= Given problem =
Transcribe the entries below exactly; leave every image out.
################
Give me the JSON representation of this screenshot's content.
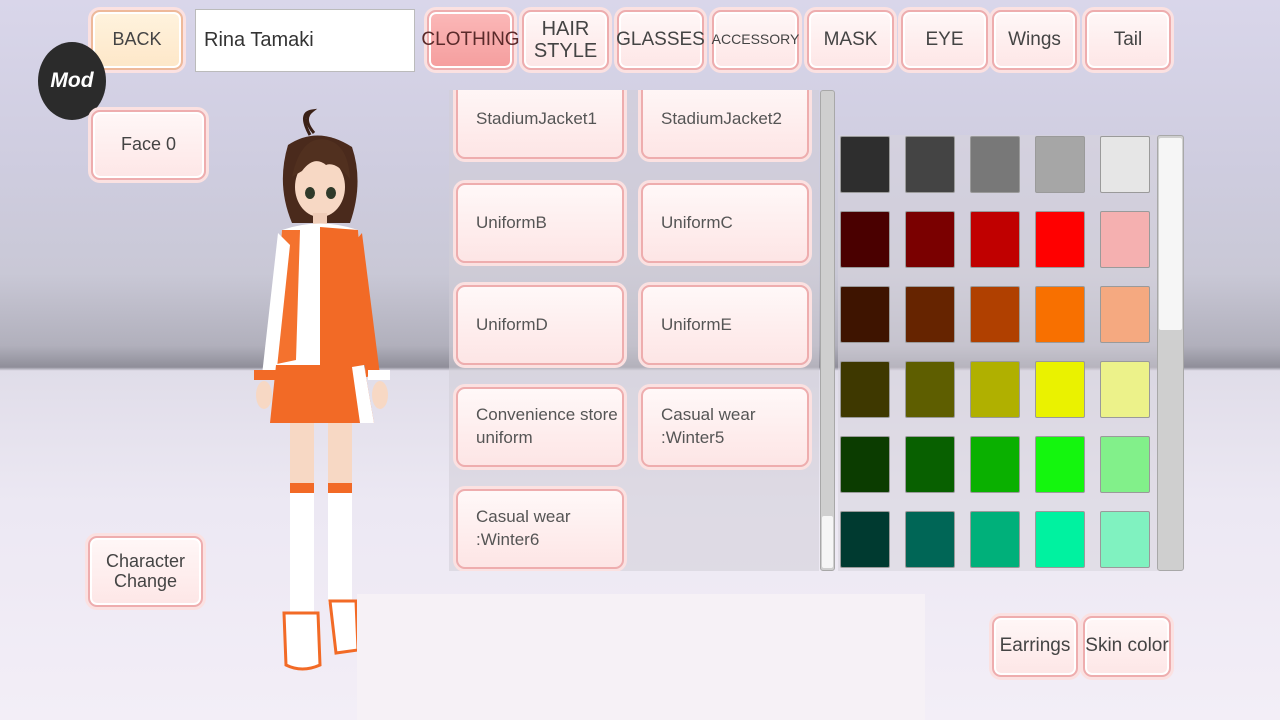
{
  "top": {
    "back_label": "BACK",
    "name_value": "Rina Tamaki",
    "tabs": [
      {
        "label": "CLOTHING",
        "active": true
      },
      {
        "label": "HAIR\nSTYLE",
        "active": false
      },
      {
        "label": "GLASSES",
        "active": false
      },
      {
        "label": "ACCESSORY",
        "active": false
      },
      {
        "label": "MASK",
        "active": false
      },
      {
        "label": "EYE",
        "active": false
      },
      {
        "label": "Wings",
        "active": false
      },
      {
        "label": "Tail",
        "active": false
      }
    ]
  },
  "badge": {
    "label": "Mod"
  },
  "left": {
    "face_label": "Face 0",
    "character_change_label": "Character\nChange"
  },
  "outfits": [
    "StadiumJacket1",
    "StadiumJacket2",
    "UniformB",
    "UniformC",
    "UniformD",
    "UniformE",
    "Convenience store\nuniform",
    "Casual wear\n:Winter5",
    "Casual wear\n:Winter6"
  ],
  "colors": [
    [
      "#2e2e2e",
      "#444444",
      "#787878",
      "#a6a6a6",
      "#e6e6e6"
    ],
    [
      "#4a0000",
      "#7a0000",
      "#c00000",
      "#ff0000",
      "#f5b0b0"
    ],
    [
      "#3e1400",
      "#662400",
      "#b04000",
      "#f87000",
      "#f5a980"
    ],
    [
      "#3e3800",
      "#5e5e00",
      "#b0b000",
      "#eaf200",
      "#ecf28a"
    ],
    [
      "#0b3c00",
      "#086000",
      "#0ab000",
      "#14f60e",
      "#82f08a"
    ],
    [
      "#003a30",
      "#006656",
      "#00b07a",
      "#00f2a0",
      "#80f2c0"
    ]
  ],
  "bottom_right": {
    "earrings_label": "Earrings",
    "skin_label": "Skin color"
  }
}
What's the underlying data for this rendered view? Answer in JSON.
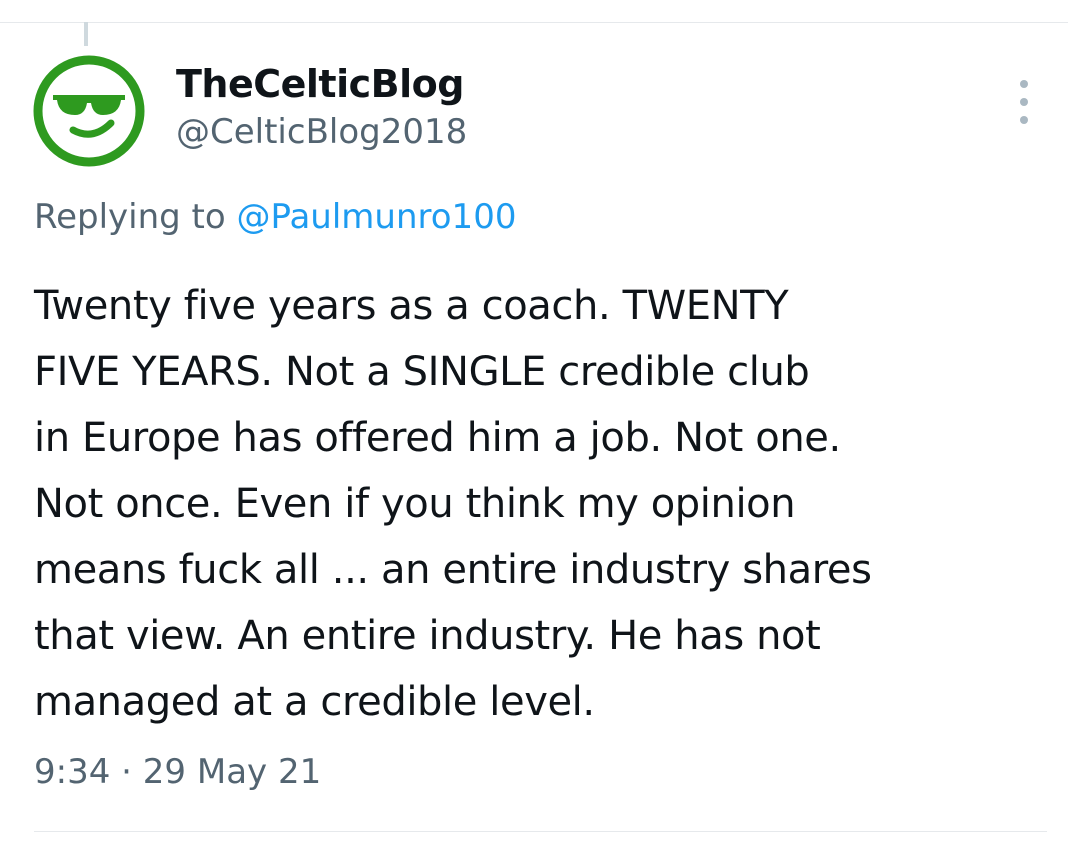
{
  "tweet": {
    "display_name": "TheCelticBlog",
    "handle": "@CelticBlog2018",
    "reply_prefix": "Replying to",
    "reply_to": "@Paulmunro100",
    "text_lines": [
      "Twenty five years as a coach. TWENTY",
      "FIVE YEARS. Not a SINGLE credible club",
      "in Europe has offered him a job. Not one.",
      "Not once. Even if you think my opinion",
      "means fuck all ... an entire industry shares",
      "that view. An entire industry. He has not",
      "managed at a credible level."
    ],
    "time": "9:34",
    "separator": "·",
    "date": "29 May 21"
  },
  "icons": {
    "avatar": "sunglasses-smiley-icon",
    "more": "more-vertical-icon"
  },
  "colors": {
    "text": "#0f1419",
    "secondary": "#536471",
    "link": "#1d9bf0",
    "avatar_green": "#2e9a1f"
  }
}
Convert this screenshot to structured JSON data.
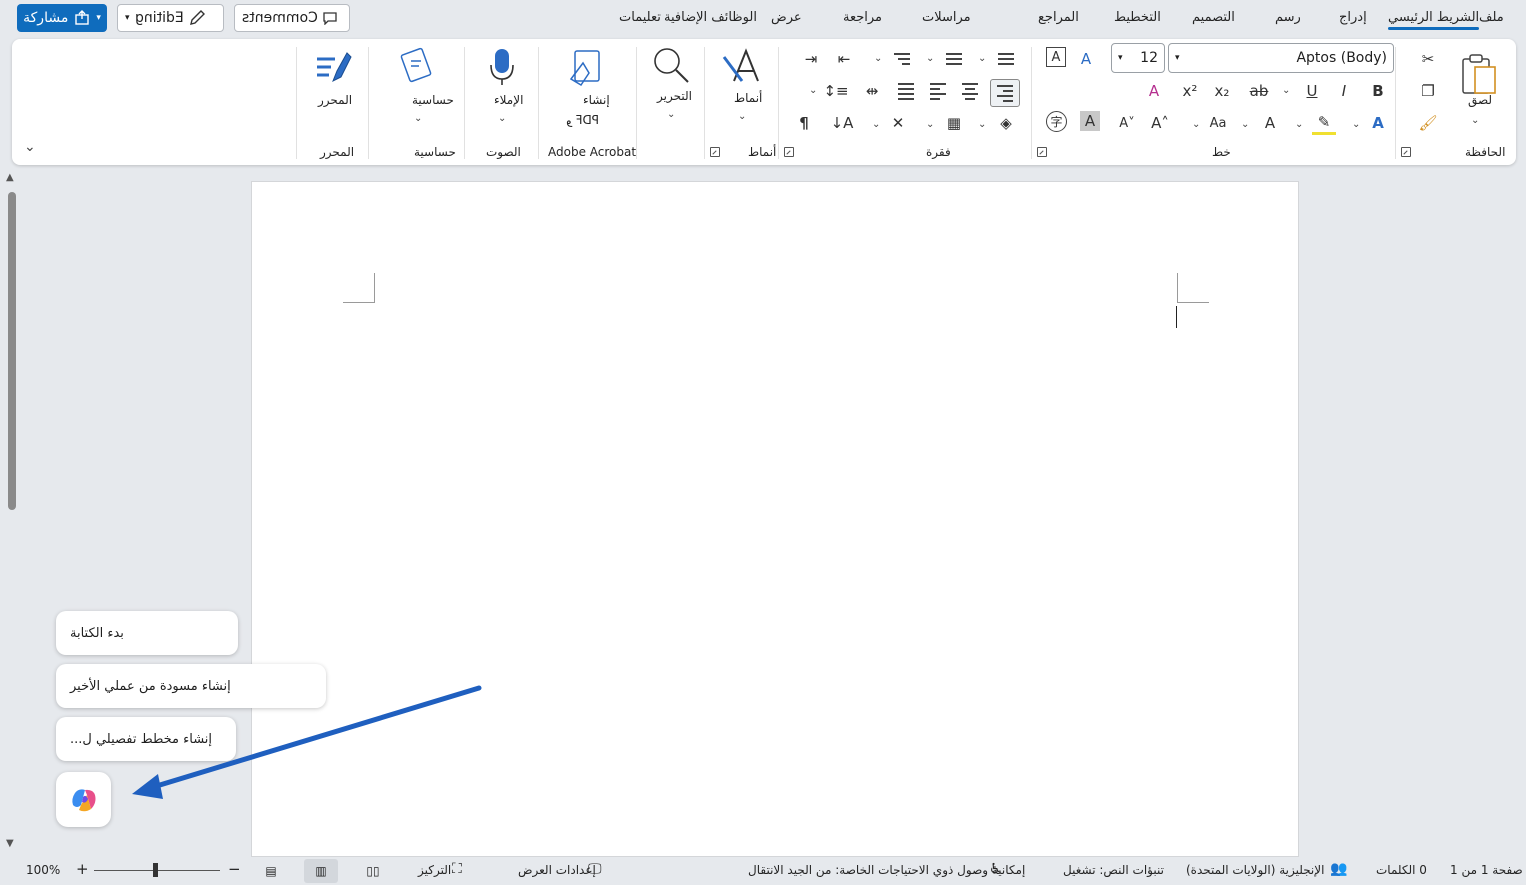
{
  "tabs": [
    {
      "label": "ملف"
    },
    {
      "label": "الشريط الرئيسي"
    },
    {
      "label": "إدراج"
    },
    {
      "label": "رسم"
    },
    {
      "label": "التصميم"
    },
    {
      "label": "التخطيط"
    },
    {
      "label": "المراجع"
    },
    {
      "label": "مراسلات"
    },
    {
      "label": "مراجعة"
    },
    {
      "label": "عرض"
    },
    {
      "label": "الوظائف الإضافية"
    },
    {
      "label": "تعليمات"
    }
  ],
  "top_actions": {
    "comments_label": "Comments",
    "editing_label": "Editing",
    "share_label": "مشاركة"
  },
  "ribbon": {
    "groups": {
      "clipboard": "الحافظة",
      "font": "خط",
      "paragraph": "فقرة",
      "styles": "أنماط",
      "adobe": "Adobe Acrobat",
      "voice": "الصوت",
      "sensitivity": "حساسية",
      "editor": "المحرر"
    },
    "buttons": {
      "paste": "لصق",
      "styles": "أنماط",
      "editing": "التحرير",
      "create_pdf": "إنشاء",
      "create_pdf_line2": "PDF و",
      "dictate": "الإملاء",
      "sensitivity": "حساسية",
      "editor": "المحرر"
    },
    "font": {
      "name": "Aptos (Body)",
      "size": "12"
    }
  },
  "copilot_suggestions": [
    {
      "label": "بدء الكتابة"
    },
    {
      "label": "إنشاء مسودة من عملي الأخير"
    },
    {
      "label": "إنشاء مخطط تفصيلي ل..."
    }
  ],
  "status_bar": {
    "page": "صفحة 1 من 1",
    "words": "0 الكلمات",
    "language": "الإنجليزية (الولايات المتحدة)",
    "predictions": "تنبؤات النص: تشغيل",
    "accessibility": "إمكانية وصول ذوي الاحتياجات الخاصة: من الجيد الانتقال",
    "display_settings": "إعدادات العرض",
    "focus": "التركيز",
    "zoom": "100%"
  },
  "colors": {
    "accent": "#0f6cbd",
    "annotation_arrow": "#1f5fbf",
    "background": "#e6e9ed"
  }
}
################
= Answer below =
Give me the JSON representation of this screenshot's content.
{
  "top": {
    "back_label": "BACK",
    "name_value": "Rina Tamaki",
    "tabs": [
      {
        "label": "CLOTHING",
        "active": true
      },
      {
        "label": "HAIR\nSTYLE",
        "active": false
      },
      {
        "label": "GLASSES",
        "active": false
      },
      {
        "label": "ACCESSORY",
        "active": false
      },
      {
        "label": "MASK",
        "active": false
      },
      {
        "label": "EYE",
        "active": false
      },
      {
        "label": "Wings",
        "active": false
      },
      {
        "label": "Tail",
        "active": false
      }
    ]
  },
  "badge": {
    "label": "Mod"
  },
  "left": {
    "face_label": "Face 0",
    "character_change_label": "Character\nChange"
  },
  "outfits": [
    "StadiumJacket1",
    "StadiumJacket2",
    "UniformB",
    "UniformC",
    "UniformD",
    "UniformE",
    "Convenience store\nuniform",
    "Casual wear\n:Winter5",
    "Casual wear\n:Winter6"
  ],
  "colors": [
    [
      "#2e2e2e",
      "#444444",
      "#787878",
      "#a6a6a6",
      "#e6e6e6"
    ],
    [
      "#4a0000",
      "#7a0000",
      "#c00000",
      "#ff0000",
      "#f5b0b0"
    ],
    [
      "#3e1400",
      "#662400",
      "#b04000",
      "#f87000",
      "#f5a980"
    ],
    [
      "#3e3800",
      "#5e5e00",
      "#b0b000",
      "#eaf200",
      "#ecf28a"
    ],
    [
      "#0b3c00",
      "#086000",
      "#0ab000",
      "#14f60e",
      "#82f08a"
    ],
    [
      "#003a30",
      "#006656",
      "#00b07a",
      "#00f2a0",
      "#80f2c0"
    ]
  ],
  "bottom_right": {
    "earrings_label": "Earrings",
    "skin_label": "Skin color"
  }
}
What's the underlying data for this rendered view? Answer in JSON.
{
  "tweet": {
    "display_name": "TheCelticBlog",
    "handle": "@CelticBlog2018",
    "reply_prefix": "Replying to",
    "reply_to": "@Paulmunro100",
    "text_lines": [
      "Twenty five years as a coach. TWENTY",
      "FIVE YEARS. Not a SINGLE credible club",
      "in Europe has offered him a job. Not one.",
      "Not once. Even if you think my opinion",
      "means fuck all ... an entire industry shares",
      "that view. An entire industry. He has not",
      "managed at a credible level."
    ],
    "time": "9:34",
    "separator": "·",
    "date": "29 May 21"
  },
  "icons": {
    "avatar": "sunglasses-smiley-icon",
    "more": "more-vertical-icon"
  },
  "colors": {
    "text": "#0f1419",
    "secondary": "#536471",
    "link": "#1d9bf0",
    "avatar_green": "#2e9a1f"
  }
}
Convert this screenshot to structured JSON data.
{
  "tabs": [
    {
      "label": "ملف"
    },
    {
      "label": "الشريط الرئيسي"
    },
    {
      "label": "إدراج"
    },
    {
      "label": "رسم"
    },
    {
      "label": "التصميم"
    },
    {
      "label": "التخطيط"
    },
    {
      "label": "المراجع"
    },
    {
      "label": "مراسلات"
    },
    {
      "label": "مراجعة"
    },
    {
      "label": "عرض"
    },
    {
      "label": "الوظائف الإضافية"
    },
    {
      "label": "تعليمات"
    }
  ],
  "top_actions": {
    "comments_label": "Comments",
    "editing_label": "Editing",
    "share_label": "مشاركة"
  },
  "ribbon": {
    "groups": {
      "clipboard": "الحافظة",
      "font": "خط",
      "paragraph": "فقرة",
      "styles": "أنماط",
      "adobe": "Adobe Acrobat",
      "voice": "الصوت",
      "sensitivity": "حساسية",
      "editor": "المحرر"
    },
    "buttons": {
      "paste": "لصق",
      "styles": "أنماط",
      "editing": "التحرير",
      "create_pdf": "إنشاء",
      "create_pdf_line2": "PDF و",
      "dictate": "الإملاء",
      "sensitivity": "حساسية",
      "editor": "المحرر"
    },
    "font": {
      "name": "Aptos (Body)",
      "size": "12"
    }
  },
  "copilot_suggestions": [
    {
      "label": "بدء الكتابة"
    },
    {
      "label": "إنشاء مسودة من عملي الأخير"
    },
    {
      "label": "إنشاء مخطط تفصيلي ل..."
    }
  ],
  "status_bar": {
    "page": "صفحة 1 من 1",
    "words": "0 الكلمات",
    "language": "الإنجليزية (الولايات المتحدة)",
    "predictions": "تنبؤات النص: تشغيل",
    "accessibility": "إمكانية وصول ذوي الاحتياجات الخاصة: من الجيد الانتقال",
    "display_settings": "إعدادات العرض",
    "focus": "التركيز",
    "zoom": "100%"
  },
  "colors": {
    "accent": "#0f6cbd",
    "annotation_arrow": "#1f5fbf",
    "background": "#e6e9ed"
  }
}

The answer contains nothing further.